#### [Given exercise]
In the entries below, how many lines hold the string "risus"? Give only the number.

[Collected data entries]
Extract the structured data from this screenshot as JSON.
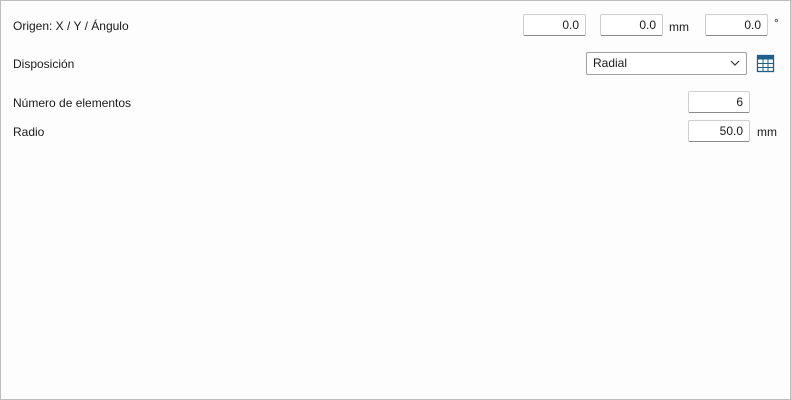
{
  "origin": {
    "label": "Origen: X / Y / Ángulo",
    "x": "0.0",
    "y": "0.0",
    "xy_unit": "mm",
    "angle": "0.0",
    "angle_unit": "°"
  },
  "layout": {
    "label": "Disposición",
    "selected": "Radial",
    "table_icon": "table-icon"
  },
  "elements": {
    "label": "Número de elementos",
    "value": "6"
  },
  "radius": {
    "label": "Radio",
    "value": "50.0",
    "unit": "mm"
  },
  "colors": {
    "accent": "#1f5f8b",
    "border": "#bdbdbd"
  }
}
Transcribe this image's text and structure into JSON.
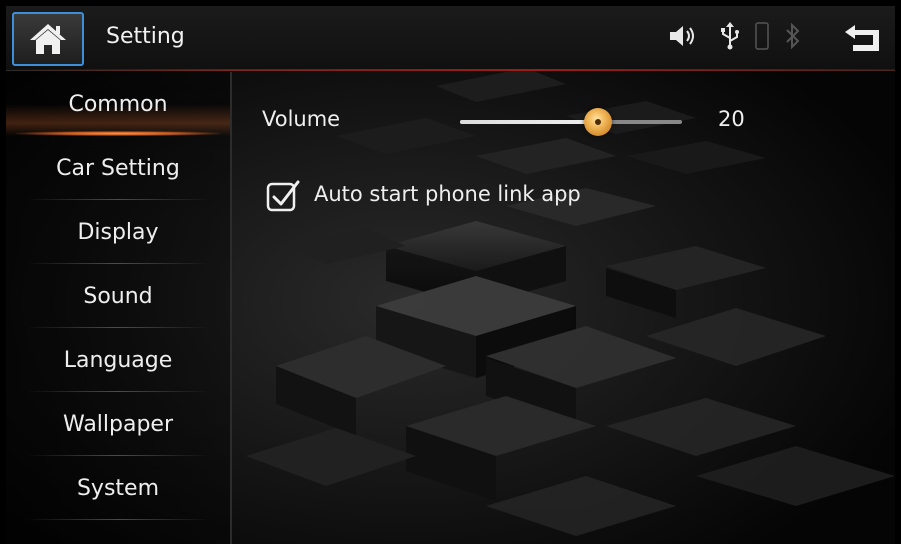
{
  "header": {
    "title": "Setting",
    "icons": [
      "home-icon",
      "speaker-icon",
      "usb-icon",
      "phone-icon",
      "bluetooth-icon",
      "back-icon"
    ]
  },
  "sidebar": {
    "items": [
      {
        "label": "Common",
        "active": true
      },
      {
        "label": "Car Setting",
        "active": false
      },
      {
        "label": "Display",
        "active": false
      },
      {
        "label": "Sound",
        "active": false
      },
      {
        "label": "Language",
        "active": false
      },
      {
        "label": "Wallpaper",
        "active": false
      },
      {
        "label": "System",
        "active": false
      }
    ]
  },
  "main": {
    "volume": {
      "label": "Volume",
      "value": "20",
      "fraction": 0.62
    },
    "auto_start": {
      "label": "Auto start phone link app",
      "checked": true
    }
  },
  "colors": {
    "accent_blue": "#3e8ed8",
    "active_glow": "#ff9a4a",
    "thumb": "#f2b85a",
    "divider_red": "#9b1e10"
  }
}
==
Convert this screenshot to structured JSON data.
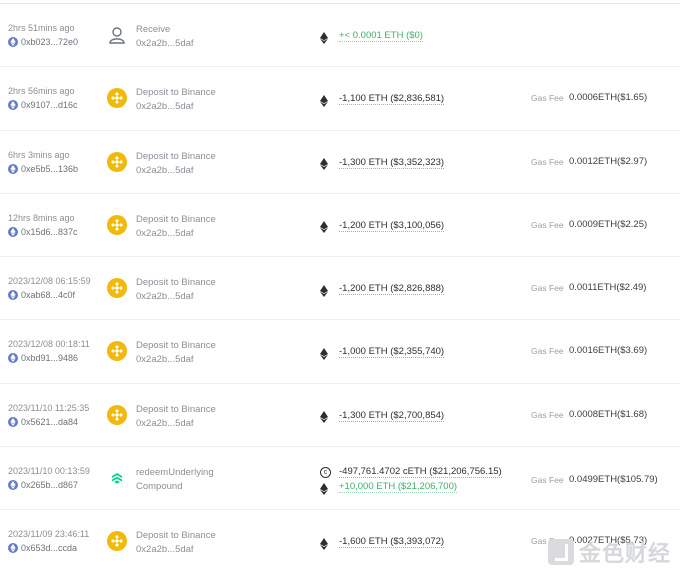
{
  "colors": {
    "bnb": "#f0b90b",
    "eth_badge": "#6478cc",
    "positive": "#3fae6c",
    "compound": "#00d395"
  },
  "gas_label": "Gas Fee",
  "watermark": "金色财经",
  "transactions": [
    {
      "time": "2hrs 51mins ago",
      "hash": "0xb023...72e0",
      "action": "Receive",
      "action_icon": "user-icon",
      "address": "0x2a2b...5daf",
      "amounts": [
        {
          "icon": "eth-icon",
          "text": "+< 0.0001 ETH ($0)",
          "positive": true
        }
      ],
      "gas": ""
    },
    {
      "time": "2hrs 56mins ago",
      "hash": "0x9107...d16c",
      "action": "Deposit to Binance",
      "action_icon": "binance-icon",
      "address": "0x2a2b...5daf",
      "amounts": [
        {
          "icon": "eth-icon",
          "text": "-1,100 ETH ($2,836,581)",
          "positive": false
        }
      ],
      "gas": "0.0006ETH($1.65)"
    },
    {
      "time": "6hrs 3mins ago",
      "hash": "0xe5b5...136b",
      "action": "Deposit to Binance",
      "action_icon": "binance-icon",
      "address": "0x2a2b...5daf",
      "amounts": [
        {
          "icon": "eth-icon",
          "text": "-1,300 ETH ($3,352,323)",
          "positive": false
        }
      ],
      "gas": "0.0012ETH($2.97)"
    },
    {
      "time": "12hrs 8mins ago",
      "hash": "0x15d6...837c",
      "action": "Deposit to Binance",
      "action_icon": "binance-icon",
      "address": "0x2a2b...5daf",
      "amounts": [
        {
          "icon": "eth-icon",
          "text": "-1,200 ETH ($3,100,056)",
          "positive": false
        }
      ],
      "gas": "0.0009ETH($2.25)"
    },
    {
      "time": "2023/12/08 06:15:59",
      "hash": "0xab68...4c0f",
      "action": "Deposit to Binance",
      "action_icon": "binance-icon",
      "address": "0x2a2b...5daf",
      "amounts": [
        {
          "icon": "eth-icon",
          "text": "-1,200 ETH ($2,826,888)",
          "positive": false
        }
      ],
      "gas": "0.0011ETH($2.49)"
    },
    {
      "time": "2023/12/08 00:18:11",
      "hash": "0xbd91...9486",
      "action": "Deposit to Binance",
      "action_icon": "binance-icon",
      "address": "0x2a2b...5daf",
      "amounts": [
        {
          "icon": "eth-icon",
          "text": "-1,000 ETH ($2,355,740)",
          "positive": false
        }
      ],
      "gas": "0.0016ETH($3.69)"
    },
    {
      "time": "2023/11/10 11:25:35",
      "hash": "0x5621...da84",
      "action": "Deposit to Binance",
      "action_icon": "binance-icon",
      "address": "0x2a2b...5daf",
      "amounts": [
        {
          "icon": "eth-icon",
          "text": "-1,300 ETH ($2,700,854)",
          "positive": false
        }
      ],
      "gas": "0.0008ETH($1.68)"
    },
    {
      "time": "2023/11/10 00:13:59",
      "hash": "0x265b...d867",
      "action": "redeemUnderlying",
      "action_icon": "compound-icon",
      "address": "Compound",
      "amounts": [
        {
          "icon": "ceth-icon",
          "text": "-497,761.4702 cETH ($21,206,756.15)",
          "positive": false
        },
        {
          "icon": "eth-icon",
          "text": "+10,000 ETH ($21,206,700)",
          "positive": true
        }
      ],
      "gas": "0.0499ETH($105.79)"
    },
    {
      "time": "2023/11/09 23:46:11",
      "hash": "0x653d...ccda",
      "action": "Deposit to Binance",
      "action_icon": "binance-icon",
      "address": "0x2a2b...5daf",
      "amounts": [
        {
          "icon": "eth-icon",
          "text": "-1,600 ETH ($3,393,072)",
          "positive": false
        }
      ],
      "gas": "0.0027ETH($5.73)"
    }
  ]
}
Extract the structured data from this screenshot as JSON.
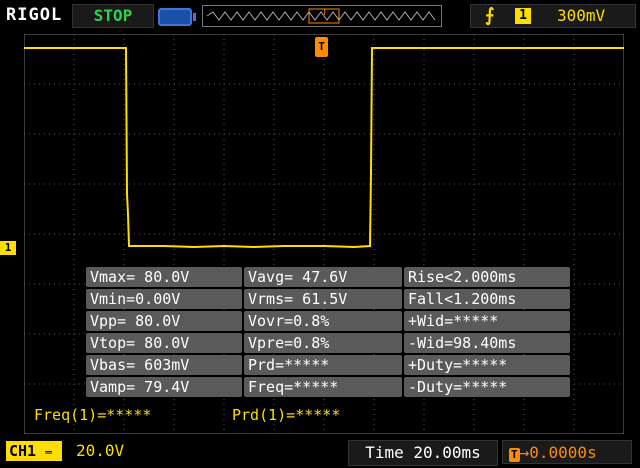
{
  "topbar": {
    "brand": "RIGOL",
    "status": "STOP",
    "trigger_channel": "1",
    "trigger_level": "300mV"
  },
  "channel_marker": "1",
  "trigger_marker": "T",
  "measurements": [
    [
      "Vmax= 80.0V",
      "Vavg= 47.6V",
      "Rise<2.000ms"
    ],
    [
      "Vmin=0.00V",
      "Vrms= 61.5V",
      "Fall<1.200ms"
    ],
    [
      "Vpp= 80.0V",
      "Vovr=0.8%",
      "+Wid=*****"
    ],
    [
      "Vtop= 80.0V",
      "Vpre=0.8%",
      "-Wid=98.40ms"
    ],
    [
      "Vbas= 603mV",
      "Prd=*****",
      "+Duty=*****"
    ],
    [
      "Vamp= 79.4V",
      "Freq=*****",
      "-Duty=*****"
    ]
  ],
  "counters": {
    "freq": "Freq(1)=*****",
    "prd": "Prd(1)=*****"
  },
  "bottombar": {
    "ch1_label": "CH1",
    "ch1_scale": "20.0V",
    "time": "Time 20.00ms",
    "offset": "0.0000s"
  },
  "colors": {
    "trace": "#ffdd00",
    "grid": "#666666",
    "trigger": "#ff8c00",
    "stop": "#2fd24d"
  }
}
--
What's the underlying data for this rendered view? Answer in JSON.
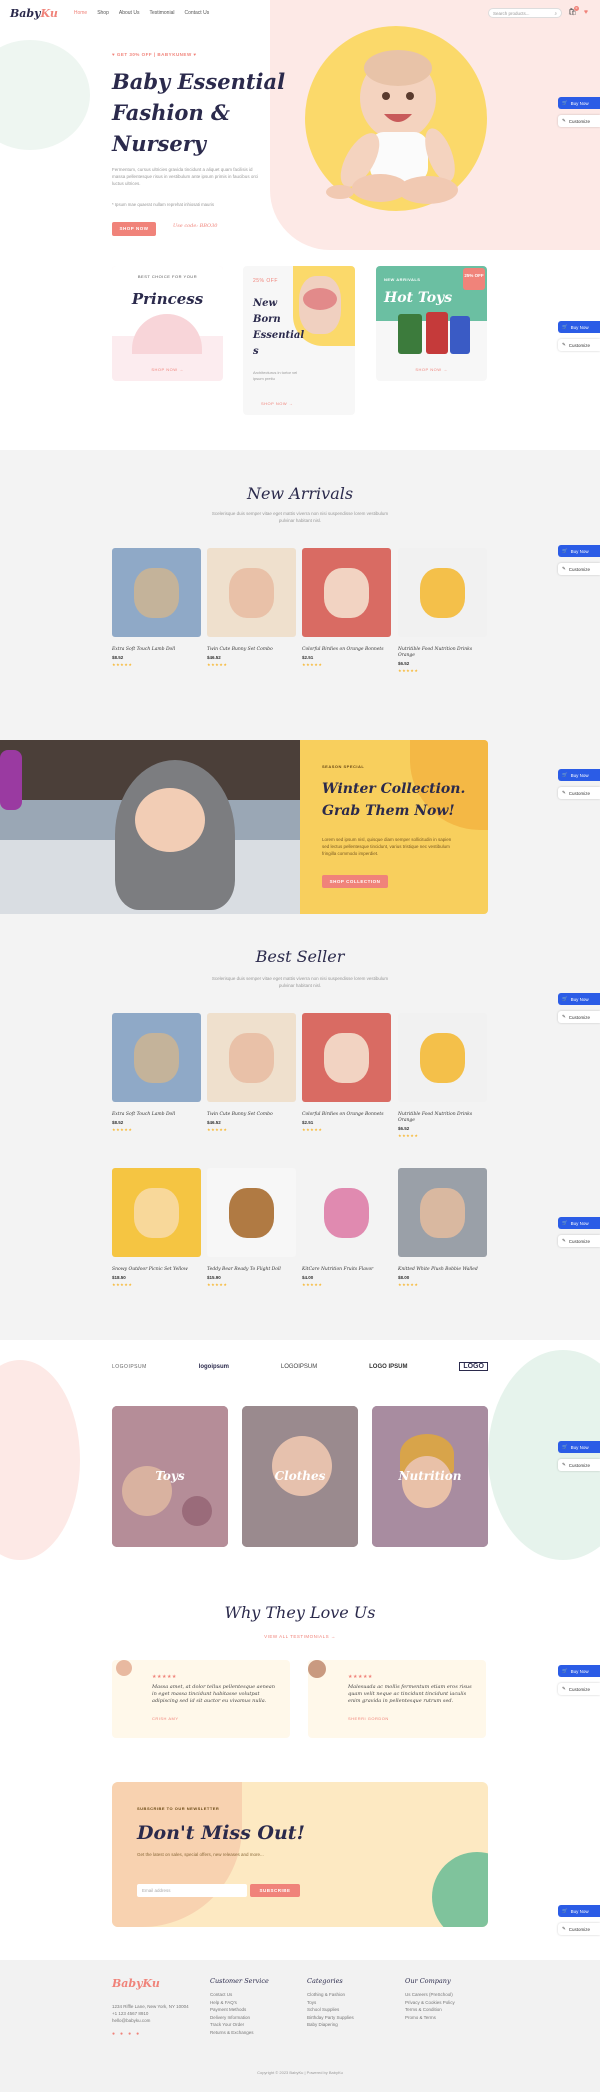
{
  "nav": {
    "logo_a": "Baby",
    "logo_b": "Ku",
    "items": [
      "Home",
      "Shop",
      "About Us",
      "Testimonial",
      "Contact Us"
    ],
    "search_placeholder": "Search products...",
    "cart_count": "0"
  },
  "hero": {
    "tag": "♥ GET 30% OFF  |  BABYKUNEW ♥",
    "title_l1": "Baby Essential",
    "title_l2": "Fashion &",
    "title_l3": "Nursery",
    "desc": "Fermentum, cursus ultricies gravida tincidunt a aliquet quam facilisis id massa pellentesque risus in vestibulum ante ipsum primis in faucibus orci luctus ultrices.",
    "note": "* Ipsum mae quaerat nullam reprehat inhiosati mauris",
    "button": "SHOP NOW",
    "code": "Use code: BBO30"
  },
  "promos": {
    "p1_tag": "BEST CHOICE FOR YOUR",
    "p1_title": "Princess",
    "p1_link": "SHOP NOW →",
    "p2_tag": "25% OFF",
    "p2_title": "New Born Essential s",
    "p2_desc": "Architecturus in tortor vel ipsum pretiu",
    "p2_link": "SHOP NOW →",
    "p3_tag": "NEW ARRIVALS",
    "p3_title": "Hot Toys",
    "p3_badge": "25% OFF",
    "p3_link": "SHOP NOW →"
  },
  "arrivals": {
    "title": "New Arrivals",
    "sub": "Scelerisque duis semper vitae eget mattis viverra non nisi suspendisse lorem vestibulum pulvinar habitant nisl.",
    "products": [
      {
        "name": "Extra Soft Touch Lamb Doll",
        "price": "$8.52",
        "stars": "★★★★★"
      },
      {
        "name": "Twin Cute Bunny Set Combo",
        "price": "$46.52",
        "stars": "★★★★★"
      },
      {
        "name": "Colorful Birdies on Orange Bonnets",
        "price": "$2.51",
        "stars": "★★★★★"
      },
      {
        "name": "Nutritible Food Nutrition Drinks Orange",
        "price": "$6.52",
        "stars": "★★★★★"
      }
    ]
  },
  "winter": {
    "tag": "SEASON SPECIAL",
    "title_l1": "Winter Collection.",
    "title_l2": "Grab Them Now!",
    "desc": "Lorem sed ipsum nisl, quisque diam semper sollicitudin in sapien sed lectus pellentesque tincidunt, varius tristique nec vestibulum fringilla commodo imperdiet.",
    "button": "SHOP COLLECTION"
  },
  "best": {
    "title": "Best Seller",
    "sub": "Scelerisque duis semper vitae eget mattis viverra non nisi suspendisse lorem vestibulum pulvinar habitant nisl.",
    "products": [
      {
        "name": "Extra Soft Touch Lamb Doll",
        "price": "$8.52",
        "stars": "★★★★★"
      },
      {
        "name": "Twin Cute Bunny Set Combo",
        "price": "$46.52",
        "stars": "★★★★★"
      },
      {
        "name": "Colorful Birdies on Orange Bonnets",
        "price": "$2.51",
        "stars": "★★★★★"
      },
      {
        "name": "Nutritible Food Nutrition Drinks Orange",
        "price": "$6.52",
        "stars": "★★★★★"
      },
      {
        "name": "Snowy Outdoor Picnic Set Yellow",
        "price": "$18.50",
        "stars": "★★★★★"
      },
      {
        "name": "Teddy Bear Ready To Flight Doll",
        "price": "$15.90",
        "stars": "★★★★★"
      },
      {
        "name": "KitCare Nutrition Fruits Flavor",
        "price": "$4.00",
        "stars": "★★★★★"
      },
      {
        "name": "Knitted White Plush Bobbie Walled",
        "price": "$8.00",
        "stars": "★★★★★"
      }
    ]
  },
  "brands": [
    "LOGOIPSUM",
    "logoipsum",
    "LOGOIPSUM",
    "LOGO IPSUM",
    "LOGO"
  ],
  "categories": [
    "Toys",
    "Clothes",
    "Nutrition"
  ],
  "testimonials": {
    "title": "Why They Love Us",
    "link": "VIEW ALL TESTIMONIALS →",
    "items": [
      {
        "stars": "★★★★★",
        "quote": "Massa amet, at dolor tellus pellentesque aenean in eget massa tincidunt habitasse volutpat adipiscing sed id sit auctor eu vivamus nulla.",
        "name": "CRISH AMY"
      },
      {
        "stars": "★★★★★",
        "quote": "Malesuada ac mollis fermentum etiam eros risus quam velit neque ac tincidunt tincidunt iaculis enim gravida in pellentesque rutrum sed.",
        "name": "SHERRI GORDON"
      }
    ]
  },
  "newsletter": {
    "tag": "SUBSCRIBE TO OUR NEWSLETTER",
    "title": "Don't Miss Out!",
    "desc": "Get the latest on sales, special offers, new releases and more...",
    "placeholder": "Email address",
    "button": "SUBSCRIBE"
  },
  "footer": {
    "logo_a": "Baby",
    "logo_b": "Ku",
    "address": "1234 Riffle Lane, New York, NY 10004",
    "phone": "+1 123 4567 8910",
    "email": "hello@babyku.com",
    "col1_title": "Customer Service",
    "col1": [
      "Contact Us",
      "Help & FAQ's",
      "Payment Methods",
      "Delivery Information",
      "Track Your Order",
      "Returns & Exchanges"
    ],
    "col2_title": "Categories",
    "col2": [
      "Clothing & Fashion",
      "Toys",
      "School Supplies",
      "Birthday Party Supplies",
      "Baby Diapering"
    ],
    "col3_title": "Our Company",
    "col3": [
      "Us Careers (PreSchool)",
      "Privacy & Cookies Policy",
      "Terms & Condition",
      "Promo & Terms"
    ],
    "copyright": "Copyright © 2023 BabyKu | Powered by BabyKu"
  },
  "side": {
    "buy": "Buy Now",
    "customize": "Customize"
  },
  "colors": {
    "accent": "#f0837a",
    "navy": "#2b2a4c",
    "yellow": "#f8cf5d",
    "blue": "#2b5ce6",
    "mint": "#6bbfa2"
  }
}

#### [Output below]
2